▸ **Task details**
Reproduce all of the material exactly as shown.

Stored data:
============
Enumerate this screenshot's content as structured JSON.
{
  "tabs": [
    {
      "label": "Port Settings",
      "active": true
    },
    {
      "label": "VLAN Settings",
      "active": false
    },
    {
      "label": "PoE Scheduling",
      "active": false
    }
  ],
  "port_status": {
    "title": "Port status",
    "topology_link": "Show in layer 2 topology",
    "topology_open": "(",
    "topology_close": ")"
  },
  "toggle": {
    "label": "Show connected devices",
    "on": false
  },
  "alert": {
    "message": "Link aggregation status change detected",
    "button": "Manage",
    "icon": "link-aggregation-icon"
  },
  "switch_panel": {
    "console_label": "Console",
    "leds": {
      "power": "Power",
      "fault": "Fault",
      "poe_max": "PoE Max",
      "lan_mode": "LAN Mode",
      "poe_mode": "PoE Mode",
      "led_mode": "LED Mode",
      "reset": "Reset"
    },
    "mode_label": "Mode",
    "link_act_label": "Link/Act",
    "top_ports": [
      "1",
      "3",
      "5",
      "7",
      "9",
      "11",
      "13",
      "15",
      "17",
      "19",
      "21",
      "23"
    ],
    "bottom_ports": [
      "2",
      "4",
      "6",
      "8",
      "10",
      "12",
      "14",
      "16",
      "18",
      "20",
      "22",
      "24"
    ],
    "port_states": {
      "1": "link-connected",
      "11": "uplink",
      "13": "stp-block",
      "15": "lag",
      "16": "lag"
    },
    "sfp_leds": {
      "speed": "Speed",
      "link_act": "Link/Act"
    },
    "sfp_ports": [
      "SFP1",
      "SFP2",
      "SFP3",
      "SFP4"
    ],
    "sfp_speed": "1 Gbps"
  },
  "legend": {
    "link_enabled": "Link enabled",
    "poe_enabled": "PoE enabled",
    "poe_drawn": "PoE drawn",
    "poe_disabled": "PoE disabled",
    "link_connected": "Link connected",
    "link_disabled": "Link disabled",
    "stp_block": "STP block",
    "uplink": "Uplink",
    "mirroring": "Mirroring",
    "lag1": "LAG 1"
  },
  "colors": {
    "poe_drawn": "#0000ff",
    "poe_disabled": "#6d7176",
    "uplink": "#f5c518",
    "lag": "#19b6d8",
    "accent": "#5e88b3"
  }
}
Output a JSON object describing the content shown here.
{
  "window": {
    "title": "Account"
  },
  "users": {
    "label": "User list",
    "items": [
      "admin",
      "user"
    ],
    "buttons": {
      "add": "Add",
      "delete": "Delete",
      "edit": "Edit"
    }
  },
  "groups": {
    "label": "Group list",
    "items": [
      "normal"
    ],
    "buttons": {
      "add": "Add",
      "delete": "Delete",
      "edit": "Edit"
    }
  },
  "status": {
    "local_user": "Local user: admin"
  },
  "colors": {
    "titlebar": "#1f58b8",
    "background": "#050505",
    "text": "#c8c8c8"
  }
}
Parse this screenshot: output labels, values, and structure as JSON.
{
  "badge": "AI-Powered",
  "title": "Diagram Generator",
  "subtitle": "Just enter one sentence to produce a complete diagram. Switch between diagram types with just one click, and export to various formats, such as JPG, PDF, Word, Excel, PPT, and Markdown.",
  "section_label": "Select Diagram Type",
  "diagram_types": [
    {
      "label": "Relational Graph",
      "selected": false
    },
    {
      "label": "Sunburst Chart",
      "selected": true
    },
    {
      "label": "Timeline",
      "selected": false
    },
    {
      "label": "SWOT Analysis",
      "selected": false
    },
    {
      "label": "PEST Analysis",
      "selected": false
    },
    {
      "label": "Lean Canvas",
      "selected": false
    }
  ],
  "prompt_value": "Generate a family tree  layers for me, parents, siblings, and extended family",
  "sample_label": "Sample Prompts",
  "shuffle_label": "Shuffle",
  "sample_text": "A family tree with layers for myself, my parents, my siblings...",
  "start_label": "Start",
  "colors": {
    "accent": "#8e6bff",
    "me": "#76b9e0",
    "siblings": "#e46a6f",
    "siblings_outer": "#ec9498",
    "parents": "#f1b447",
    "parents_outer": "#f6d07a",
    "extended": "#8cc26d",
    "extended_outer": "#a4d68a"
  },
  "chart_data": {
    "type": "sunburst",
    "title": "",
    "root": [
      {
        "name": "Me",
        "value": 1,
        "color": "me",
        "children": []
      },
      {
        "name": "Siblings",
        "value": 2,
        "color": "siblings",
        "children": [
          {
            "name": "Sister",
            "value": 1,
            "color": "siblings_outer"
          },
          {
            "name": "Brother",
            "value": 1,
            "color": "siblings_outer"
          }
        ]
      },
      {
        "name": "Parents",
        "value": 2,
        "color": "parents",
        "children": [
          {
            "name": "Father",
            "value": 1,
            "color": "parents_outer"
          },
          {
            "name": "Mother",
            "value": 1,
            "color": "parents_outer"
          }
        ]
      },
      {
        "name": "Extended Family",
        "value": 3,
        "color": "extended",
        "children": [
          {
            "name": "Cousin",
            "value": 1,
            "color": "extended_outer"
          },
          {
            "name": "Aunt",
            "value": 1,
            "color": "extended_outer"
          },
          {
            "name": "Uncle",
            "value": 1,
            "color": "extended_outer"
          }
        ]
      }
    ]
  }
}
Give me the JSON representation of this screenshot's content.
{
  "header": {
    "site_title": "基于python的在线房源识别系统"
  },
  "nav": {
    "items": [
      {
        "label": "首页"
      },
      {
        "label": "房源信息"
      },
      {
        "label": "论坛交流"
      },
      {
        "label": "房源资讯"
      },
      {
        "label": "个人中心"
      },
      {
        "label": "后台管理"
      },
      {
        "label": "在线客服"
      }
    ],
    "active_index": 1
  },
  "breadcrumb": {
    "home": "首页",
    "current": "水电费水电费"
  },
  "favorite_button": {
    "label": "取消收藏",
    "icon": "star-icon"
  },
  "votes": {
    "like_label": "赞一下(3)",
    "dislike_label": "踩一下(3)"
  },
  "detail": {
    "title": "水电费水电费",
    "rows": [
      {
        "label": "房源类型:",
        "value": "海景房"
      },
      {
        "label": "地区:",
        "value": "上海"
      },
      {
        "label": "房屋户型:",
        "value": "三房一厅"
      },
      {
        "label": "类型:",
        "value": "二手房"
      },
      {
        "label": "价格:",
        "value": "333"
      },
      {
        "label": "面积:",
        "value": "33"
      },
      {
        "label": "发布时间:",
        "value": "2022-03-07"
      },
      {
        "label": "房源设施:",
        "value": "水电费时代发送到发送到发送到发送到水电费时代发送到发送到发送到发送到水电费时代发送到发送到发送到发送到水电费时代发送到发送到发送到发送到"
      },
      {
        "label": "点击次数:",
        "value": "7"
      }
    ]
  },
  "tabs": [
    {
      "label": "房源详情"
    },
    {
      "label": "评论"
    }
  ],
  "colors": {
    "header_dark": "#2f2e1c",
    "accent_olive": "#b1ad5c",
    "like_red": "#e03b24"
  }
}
============
▸ **Response to this exercise**
Enumerate this screenshot's content as structured JSON.
{
  "tabs": [
    {
      "label": "Port Settings",
      "active": true
    },
    {
      "label": "VLAN Settings",
      "active": false
    },
    {
      "label": "PoE Scheduling",
      "active": false
    }
  ],
  "port_status": {
    "title": "Port status",
    "topology_link": "Show in layer 2 topology",
    "topology_open": "(",
    "topology_close": ")"
  },
  "toggle": {
    "label": "Show connected devices",
    "on": false
  },
  "alert": {
    "message": "Link aggregation status change detected",
    "button": "Manage",
    "icon": "link-aggregation-icon"
  },
  "switch_panel": {
    "console_label": "Console",
    "leds": {
      "power": "Power",
      "fault": "Fault",
      "poe_max": "PoE Max",
      "lan_mode": "LAN Mode",
      "poe_mode": "PoE Mode",
      "led_mode": "LED Mode",
      "reset": "Reset"
    },
    "mode_label": "Mode",
    "link_act_label": "Link/Act",
    "top_ports": [
      "1",
      "3",
      "5",
      "7",
      "9",
      "11",
      "13",
      "15",
      "17",
      "19",
      "21",
      "23"
    ],
    "bottom_ports": [
      "2",
      "4",
      "6",
      "8",
      "10",
      "12",
      "14",
      "16",
      "18",
      "20",
      "22",
      "24"
    ],
    "port_states": {
      "1": "link-connected",
      "11": "uplink",
      "13": "stp-block",
      "15": "lag",
      "16": "lag"
    },
    "sfp_leds": {
      "speed": "Speed",
      "link_act": "Link/Act"
    },
    "sfp_ports": [
      "SFP1",
      "SFP2",
      "SFP3",
      "SFP4"
    ],
    "sfp_speed": "1 Gbps"
  },
  "legend": {
    "link_enabled": "Link enabled",
    "poe_enabled": "PoE enabled",
    "poe_drawn": "PoE drawn",
    "poe_disabled": "PoE disabled",
    "link_connected": "Link connected",
    "link_disabled": "Link disabled",
    "stp_block": "STP block",
    "uplink": "Uplink",
    "mirroring": "Mirroring",
    "lag1": "LAG 1"
  },
  "colors": {
    "poe_drawn": "#0000ff",
    "poe_disabled": "#6d7176",
    "uplink": "#f5c518",
    "lag": "#19b6d8",
    "accent": "#5e88b3"
  }
}
Output a JSON object describing the content shown here.
{
  "window": {
    "title": "Account"
  },
  "users": {
    "label": "User list",
    "items": [
      "admin",
      "user"
    ],
    "buttons": {
      "add": "Add",
      "delete": "Delete",
      "edit": "Edit"
    }
  },
  "groups": {
    "label": "Group list",
    "items": [
      "normal"
    ],
    "buttons": {
      "add": "Add",
      "delete": "Delete",
      "edit": "Edit"
    }
  },
  "status": {
    "local_user": "Local user: admin"
  },
  "colors": {
    "titlebar": "#1f58b8",
    "background": "#050505",
    "text": "#c8c8c8"
  }
}
Parse this screenshot: output labels, values, and structure as JSON.
{
  "badge": "AI-Powered",
  "title": "Diagram Generator",
  "subtitle": "Just enter one sentence to produce a complete diagram. Switch between diagram types with just one click, and export to various formats, such as JPG, PDF, Word, Excel, PPT, and Markdown.",
  "section_label": "Select Diagram Type",
  "diagram_types": [
    {
      "label": "Relational Graph",
      "selected": false
    },
    {
      "label": "Sunburst Chart",
      "selected": true
    },
    {
      "label": "Timeline",
      "selected": false
    },
    {
      "label": "SWOT Analysis",
      "selected": false
    },
    {
      "label": "PEST Analysis",
      "selected": false
    },
    {
      "label": "Lean Canvas",
      "selected": false
    }
  ],
  "prompt_value": "Generate a family tree  layers for me, parents, siblings, and extended family",
  "sample_label": "Sample Prompts",
  "shuffle_label": "Shuffle",
  "sample_text": "A family tree with layers for myself, my parents, my siblings...",
  "start_label": "Start",
  "colors": {
    "accent": "#8e6bff",
    "me": "#76b9e0",
    "siblings": "#e46a6f",
    "siblings_outer": "#ec9498",
    "parents": "#f1b447",
    "parents_outer": "#f6d07a",
    "extended": "#8cc26d",
    "extended_outer": "#a4d68a"
  },
  "chart_data": {
    "type": "sunburst",
    "title": "",
    "root": [
      {
        "name": "Me",
        "value": 1,
        "color": "me",
        "children": []
      },
      {
        "name": "Siblings",
        "value": 2,
        "color": "siblings",
        "children": [
          {
            "name": "Sister",
            "value": 1,
            "color": "siblings_outer"
          },
          {
            "name": "Brother",
            "value": 1,
            "color": "siblings_outer"
          }
        ]
      },
      {
        "name": "Parents",
        "value": 2,
        "color": "parents",
        "children": [
          {
            "name": "Father",
            "value": 1,
            "color": "parents_outer"
          },
          {
            "name": "Mother",
            "value": 1,
            "color": "parents_outer"
          }
        ]
      },
      {
        "name": "Extended Family",
        "value": 3,
        "color": "extended",
        "children": [
          {
            "name": "Cousin",
            "value": 1,
            "color": "extended_outer"
          },
          {
            "name": "Aunt",
            "value": 1,
            "color": "extended_outer"
          },
          {
            "name": "Uncle",
            "value": 1,
            "color": "extended_outer"
          }
        ]
      }
    ]
  }
}
Give me the JSON representation of this screenshot's content.
{
  "header": {
    "site_title": "基于python的在线房源识别系统"
  },
  "nav": {
    "items": [
      {
        "label": "首页"
      },
      {
        "label": "房源信息"
      },
      {
        "label": "论坛交流"
      },
      {
        "label": "房源资讯"
      },
      {
        "label": "个人中心"
      },
      {
        "label": "后台管理"
      },
      {
        "label": "在线客服"
      }
    ],
    "active_index": 1
  },
  "breadcrumb": {
    "home": "首页",
    "current": "水电费水电费"
  },
  "favorite_button": {
    "label": "取消收藏",
    "icon": "star-icon"
  },
  "votes": {
    "like_label": "赞一下(3)",
    "dislike_label": "踩一下(3)"
  },
  "detail": {
    "title": "水电费水电费",
    "rows": [
      {
        "label": "房源类型:",
        "value": "海景房"
      },
      {
        "label": "地区:",
        "value": "上海"
      },
      {
        "label": "房屋户型:",
        "value": "三房一厅"
      },
      {
        "label": "类型:",
        "value": "二手房"
      },
      {
        "label": "价格:",
        "value": "333"
      },
      {
        "label": "面积:",
        "value": "33"
      },
      {
        "label": "发布时间:",
        "value": "2022-03-07"
      },
      {
        "label": "房源设施:",
        "value": "水电费时代发送到发送到发送到发送到水电费时代发送到发送到发送到发送到水电费时代发送到发送到发送到发送到水电费时代发送到发送到发送到发送到"
      },
      {
        "label": "点击次数:",
        "value": "7"
      }
    ]
  },
  "tabs": [
    {
      "label": "房源详情"
    },
    {
      "label": "评论"
    }
  ],
  "colors": {
    "header_dark": "#2f2e1c",
    "accent_olive": "#b1ad5c",
    "like_red": "#e03b24"
  }
}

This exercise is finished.